A student at the University of Maryland died recently of an adenovirus-associated illness, the university said Tuesday. At least 11 children have died recently in New Jersey after an adenovirus outbreak at a health center there.

In a statement, U-Md. said it learned Nov. 1 of what it said was then an “isolated case” of adenovirus. However, the statement, issued by David McBride, head of the campus health center, said that since then five more cases have been reported of students with confirmed adenovirus-associated illness.

The student who died was identified by her father, Ian Paregol, as Olivia Paregol, 18, a freshman from Howard County, Md. She lived in a campus dormitory, her father said in an interview.

She was “free-spirited and friendly,” he said. “Everybody she came across loved her.”

She died Sunday in an intensive care unit at Johns Hopkins Hospital in Baltimore, he said.

Adenoviruses are common causes of colds, but certain strains can cause more serious illness. On Monday, the statement said, U-Md. learned that a specimen sent to the federal Centers for Disease Control and Prevention showed adenovirus 7. That strain can cause more serious problems and was implicated in the New Jersey outbreak.

Generally, U-Md. said, treatment for adenovirus illnesses includes rest, fluids and medicine to reduce fever. Unfortunately, the university said, no medication exists for adenovirus infection outside hospitals.

It said vigilance was extremely important for those with chronic medical problems such as asthma, diabetes or illnesses that lower the immune system or for those taking medicine that weakens the immune system.

Symptoms listed by the CDC included colds, sore throats and fever. U-Md. said they should not be ignored, and a doctor should be seen within 48 hours.

In addition to issuing the notice and encouraging prevention, U-Md. said departments across campus began stepped-up cleaning of “high-touch” surfaces this month.

Since learning of the Nov. 1 case, the U-Md. statement said, campus health officials have been closely monitoring for cases in coordination with the Maryland Department of Health and Prince George’s County Health Department by testing students at the health center and advising testing at facilities where ill students have been admitted.

The statement said the campus health center staff has been on high alert and the center has “reached out to medical facilities in the area to heighten awareness of this illness.”

In the New Jersey outbreak, health officials there said the deaths were among 35 adenovirus 7 cases at a nursing and rehabilitation center in Haskell.

On its website, the CDC recommended preventive measures that include frequent washing; avoidance of touching eyes, nose or mouth with unwashed hands; and avoiding close contact with people who are ill.

Olivia Paregol had lived in a dormitory, Elkton Hall, where mold was discovered this year. The university has said that it appeared that no consistent connection existed between mold exposure and the incidents of adenovirus.

| Dataset excerpts |

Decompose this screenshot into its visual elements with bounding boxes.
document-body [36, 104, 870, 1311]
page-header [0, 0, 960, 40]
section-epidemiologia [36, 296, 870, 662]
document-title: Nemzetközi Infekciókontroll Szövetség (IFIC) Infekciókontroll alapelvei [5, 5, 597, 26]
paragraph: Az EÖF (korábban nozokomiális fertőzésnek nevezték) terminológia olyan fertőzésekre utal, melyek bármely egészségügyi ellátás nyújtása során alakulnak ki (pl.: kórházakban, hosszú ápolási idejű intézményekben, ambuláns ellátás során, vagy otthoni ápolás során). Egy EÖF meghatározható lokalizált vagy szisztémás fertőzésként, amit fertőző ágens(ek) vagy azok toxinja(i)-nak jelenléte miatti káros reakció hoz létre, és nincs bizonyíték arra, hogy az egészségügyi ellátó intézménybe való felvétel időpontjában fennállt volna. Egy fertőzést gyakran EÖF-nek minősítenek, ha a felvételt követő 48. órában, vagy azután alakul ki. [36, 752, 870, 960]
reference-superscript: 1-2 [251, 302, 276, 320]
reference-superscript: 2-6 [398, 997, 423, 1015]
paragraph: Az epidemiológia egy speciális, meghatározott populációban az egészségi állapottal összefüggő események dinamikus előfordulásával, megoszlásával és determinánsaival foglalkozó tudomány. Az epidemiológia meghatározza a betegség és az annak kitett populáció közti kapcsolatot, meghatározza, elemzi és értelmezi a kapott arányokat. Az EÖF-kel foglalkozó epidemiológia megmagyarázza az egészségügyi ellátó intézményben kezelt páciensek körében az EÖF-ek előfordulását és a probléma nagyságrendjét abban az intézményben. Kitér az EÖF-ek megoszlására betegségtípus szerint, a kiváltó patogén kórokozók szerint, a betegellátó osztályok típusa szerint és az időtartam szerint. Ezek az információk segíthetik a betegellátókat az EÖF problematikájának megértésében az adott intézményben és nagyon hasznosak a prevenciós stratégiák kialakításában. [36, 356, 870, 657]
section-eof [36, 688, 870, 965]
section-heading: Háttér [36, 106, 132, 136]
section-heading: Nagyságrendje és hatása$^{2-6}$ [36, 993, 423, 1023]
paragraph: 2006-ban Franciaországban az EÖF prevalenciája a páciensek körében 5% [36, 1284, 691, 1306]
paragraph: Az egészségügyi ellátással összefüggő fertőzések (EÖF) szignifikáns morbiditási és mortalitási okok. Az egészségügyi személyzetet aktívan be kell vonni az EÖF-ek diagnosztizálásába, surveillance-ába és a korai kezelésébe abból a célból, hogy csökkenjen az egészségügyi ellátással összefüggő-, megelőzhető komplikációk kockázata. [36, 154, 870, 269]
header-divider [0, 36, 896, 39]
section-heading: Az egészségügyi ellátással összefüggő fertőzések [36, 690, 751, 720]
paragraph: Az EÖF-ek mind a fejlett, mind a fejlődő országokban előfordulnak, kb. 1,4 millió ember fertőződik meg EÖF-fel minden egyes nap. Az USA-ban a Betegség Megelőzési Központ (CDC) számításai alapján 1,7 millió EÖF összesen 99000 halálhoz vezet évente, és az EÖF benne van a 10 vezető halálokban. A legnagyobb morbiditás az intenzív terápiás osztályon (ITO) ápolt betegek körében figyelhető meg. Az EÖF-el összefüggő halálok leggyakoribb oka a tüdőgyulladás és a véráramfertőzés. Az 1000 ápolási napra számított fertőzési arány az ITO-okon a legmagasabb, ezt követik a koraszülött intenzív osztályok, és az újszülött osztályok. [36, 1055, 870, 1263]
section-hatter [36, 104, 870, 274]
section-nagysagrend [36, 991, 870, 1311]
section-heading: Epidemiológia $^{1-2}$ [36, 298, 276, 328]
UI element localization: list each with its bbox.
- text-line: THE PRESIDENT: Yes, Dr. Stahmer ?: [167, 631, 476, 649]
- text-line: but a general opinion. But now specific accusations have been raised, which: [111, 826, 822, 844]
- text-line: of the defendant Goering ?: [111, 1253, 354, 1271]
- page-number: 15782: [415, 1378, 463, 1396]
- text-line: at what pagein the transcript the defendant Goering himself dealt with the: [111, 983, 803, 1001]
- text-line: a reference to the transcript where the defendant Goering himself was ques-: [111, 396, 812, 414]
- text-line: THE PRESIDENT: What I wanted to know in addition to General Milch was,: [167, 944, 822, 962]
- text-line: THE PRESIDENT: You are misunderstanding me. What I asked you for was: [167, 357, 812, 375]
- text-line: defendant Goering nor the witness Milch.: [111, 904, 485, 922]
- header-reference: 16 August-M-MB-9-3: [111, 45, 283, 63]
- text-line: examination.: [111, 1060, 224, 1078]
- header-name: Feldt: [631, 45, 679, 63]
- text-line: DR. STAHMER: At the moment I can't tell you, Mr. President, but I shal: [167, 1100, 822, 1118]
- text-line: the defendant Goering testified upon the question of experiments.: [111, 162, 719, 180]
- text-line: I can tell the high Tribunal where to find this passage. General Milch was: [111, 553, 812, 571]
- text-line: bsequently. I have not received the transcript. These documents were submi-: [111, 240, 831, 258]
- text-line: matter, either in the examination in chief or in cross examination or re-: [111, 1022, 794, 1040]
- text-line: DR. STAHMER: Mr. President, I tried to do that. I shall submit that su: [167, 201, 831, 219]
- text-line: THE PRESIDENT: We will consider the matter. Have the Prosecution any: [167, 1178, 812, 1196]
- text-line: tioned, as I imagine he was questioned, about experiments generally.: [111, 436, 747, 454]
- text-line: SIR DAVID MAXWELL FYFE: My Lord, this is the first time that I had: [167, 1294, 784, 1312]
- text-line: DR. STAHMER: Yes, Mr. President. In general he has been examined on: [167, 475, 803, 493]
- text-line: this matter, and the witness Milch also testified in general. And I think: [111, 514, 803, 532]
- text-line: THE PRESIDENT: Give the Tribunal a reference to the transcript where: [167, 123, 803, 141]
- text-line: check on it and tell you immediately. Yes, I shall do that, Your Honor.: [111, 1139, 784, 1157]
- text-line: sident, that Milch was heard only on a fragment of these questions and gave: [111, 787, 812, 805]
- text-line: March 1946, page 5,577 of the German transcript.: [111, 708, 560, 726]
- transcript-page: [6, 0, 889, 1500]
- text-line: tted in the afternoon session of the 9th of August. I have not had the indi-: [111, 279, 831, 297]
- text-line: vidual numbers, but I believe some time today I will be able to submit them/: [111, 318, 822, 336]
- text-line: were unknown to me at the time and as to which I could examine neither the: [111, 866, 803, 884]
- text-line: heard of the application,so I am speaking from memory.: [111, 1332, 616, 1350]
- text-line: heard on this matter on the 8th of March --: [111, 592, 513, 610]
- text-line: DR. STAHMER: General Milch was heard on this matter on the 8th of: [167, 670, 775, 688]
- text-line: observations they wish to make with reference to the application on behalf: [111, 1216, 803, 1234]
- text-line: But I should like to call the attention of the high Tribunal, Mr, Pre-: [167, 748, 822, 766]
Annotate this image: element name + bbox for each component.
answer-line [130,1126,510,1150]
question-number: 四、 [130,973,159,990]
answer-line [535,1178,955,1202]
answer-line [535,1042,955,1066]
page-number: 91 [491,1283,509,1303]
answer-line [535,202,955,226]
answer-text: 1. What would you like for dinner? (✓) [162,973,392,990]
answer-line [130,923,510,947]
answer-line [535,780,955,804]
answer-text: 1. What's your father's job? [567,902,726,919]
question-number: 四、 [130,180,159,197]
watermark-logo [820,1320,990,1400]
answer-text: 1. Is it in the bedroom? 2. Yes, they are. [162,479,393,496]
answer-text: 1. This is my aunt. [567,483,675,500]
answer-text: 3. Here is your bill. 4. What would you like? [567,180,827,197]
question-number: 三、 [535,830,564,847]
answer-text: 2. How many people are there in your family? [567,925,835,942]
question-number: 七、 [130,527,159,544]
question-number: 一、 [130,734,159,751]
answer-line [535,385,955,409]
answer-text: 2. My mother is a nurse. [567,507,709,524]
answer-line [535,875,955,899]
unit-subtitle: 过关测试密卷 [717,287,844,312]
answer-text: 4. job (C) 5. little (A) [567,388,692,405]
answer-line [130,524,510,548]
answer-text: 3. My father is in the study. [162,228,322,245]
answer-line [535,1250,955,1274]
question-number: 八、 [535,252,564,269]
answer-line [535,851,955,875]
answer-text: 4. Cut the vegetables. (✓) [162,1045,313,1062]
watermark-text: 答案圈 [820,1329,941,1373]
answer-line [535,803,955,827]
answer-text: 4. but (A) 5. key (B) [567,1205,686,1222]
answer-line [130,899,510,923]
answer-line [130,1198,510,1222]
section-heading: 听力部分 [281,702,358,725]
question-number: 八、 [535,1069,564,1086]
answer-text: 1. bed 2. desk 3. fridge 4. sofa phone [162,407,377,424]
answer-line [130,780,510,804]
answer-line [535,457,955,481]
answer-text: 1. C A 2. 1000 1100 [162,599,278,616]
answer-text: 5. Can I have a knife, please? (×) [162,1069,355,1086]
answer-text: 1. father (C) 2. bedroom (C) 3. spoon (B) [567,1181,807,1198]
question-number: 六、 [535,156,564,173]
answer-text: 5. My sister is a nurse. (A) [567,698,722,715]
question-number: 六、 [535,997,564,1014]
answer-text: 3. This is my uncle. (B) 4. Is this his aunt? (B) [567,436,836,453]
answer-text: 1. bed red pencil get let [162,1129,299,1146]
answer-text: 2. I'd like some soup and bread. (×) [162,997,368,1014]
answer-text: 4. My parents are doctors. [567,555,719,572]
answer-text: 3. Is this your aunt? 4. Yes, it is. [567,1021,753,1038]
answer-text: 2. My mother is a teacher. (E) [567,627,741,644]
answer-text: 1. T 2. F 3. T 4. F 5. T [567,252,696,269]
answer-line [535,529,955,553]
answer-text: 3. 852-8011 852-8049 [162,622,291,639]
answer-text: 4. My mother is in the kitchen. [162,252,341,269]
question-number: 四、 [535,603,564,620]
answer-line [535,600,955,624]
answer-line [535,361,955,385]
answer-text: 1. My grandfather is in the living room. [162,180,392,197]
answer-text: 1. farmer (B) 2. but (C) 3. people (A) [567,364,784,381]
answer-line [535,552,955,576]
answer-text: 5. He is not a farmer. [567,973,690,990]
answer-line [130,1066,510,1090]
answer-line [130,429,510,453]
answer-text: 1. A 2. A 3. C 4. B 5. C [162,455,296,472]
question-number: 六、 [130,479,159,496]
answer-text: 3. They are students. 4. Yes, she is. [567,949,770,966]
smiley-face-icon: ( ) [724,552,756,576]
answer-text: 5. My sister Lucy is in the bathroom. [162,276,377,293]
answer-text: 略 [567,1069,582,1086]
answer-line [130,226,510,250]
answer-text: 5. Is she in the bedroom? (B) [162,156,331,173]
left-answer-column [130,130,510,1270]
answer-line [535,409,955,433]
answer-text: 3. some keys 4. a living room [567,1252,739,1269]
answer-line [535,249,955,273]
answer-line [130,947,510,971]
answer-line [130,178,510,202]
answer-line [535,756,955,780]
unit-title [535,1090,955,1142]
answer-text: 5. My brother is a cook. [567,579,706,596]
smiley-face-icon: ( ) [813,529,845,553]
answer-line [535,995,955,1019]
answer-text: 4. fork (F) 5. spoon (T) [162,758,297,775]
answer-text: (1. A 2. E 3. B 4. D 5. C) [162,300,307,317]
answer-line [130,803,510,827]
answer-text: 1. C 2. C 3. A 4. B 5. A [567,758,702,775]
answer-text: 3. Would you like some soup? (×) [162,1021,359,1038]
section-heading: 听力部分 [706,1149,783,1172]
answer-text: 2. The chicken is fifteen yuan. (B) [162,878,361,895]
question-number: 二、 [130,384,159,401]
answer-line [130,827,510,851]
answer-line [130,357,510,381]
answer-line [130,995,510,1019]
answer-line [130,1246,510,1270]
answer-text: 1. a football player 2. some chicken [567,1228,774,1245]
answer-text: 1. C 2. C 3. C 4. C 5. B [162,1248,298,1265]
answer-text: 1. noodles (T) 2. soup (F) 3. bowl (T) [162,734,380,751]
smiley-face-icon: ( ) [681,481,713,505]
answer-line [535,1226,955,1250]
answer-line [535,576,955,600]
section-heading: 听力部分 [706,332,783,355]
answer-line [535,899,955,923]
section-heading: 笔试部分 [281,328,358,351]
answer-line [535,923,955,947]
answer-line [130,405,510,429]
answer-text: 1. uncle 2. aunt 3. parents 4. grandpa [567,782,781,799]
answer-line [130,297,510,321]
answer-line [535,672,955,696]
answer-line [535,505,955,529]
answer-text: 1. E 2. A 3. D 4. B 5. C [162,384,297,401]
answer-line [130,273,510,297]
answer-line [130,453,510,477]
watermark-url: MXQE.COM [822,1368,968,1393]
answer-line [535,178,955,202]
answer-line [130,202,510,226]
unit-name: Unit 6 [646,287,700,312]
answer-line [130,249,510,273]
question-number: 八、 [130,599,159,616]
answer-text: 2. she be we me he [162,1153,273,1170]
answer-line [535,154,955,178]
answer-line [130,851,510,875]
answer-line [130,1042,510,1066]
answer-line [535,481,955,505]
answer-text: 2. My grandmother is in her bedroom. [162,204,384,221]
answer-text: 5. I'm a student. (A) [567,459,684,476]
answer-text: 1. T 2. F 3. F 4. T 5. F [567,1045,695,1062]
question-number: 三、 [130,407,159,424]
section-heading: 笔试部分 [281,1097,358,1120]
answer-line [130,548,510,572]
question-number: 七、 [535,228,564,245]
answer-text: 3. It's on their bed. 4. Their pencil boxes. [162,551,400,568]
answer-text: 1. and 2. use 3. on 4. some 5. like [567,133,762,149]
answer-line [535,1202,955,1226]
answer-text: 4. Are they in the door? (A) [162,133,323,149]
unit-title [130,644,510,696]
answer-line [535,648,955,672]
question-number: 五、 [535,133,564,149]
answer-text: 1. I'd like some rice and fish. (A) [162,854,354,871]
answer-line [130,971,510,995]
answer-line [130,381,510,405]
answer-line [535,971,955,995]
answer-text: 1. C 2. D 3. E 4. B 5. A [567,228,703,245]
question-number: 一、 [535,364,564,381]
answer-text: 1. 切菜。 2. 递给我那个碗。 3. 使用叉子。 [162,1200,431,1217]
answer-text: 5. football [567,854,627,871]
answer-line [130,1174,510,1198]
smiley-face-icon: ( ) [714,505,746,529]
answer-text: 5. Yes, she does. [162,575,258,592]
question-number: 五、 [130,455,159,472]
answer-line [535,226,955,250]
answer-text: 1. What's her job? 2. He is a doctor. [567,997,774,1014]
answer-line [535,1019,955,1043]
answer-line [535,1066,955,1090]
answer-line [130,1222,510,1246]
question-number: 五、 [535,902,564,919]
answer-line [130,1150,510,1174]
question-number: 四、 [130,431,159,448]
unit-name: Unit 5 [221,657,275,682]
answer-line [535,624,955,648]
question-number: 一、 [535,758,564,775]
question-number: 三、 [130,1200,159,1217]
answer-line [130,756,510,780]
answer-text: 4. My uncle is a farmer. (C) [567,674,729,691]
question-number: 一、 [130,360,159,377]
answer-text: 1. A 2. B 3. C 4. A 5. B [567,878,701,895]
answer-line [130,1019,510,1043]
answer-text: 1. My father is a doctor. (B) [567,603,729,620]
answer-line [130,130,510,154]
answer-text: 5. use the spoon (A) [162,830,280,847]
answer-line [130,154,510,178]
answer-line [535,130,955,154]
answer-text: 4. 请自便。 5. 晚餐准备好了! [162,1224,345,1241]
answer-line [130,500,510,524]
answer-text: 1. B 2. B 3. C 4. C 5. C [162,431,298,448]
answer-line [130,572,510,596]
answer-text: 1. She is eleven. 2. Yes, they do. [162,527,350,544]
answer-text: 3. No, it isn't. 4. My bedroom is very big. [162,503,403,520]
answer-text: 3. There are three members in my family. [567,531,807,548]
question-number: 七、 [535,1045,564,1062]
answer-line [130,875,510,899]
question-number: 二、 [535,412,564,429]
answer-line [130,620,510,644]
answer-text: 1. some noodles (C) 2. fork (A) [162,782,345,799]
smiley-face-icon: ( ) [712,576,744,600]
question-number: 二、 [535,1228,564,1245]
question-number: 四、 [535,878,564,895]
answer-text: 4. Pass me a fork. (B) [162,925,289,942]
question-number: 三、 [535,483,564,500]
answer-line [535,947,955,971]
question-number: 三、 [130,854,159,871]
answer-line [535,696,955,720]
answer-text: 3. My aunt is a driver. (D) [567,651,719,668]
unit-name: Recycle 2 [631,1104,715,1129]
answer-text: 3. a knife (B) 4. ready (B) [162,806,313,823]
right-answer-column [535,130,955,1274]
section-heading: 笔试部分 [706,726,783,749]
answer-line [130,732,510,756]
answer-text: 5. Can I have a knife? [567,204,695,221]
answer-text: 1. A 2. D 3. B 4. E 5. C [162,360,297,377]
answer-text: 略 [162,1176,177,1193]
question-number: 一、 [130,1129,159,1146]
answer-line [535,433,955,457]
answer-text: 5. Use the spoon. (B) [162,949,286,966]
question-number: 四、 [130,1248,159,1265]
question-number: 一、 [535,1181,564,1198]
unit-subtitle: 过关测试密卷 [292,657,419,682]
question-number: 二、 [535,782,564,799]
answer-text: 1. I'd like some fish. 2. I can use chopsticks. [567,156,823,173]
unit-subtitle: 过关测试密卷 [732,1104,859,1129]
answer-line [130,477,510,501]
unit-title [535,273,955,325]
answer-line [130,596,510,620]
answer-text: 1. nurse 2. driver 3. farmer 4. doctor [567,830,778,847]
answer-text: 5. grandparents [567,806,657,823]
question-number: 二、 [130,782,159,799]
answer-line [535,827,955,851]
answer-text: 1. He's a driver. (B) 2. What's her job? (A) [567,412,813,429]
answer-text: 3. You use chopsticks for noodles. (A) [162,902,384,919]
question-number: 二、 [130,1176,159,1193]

| What to do |
In the adenovirus article, take the part that opens with "The statement said the" and closes with "incidents of adenovirus.", and write it out again, swapping "dormitory" for "residence hall". Rely only on the adenovirus article when you answer.

| Answer box |
The statement said the campus health center staff has been on high alert and the center has “reached out to medical facilities in the area to heighten awareness of this illness.”

In the New Jersey outbreak, health officials there said the deaths were among 35 adenovirus 7 cases at a nursing and rehabilitation center in Haskell.

On its website, the CDC recommended preventive measures that include frequent washing; avoidance of touching eyes, nose or mouth with unwashed hands; and avoiding close contact with people who are ill.

Olivia Paregol had lived in a residence hall, Elkton Hall, where mold was discovered this year. The university has said that it appeared that no consistent connection existed between mold exposure and the incidents of adenovirus.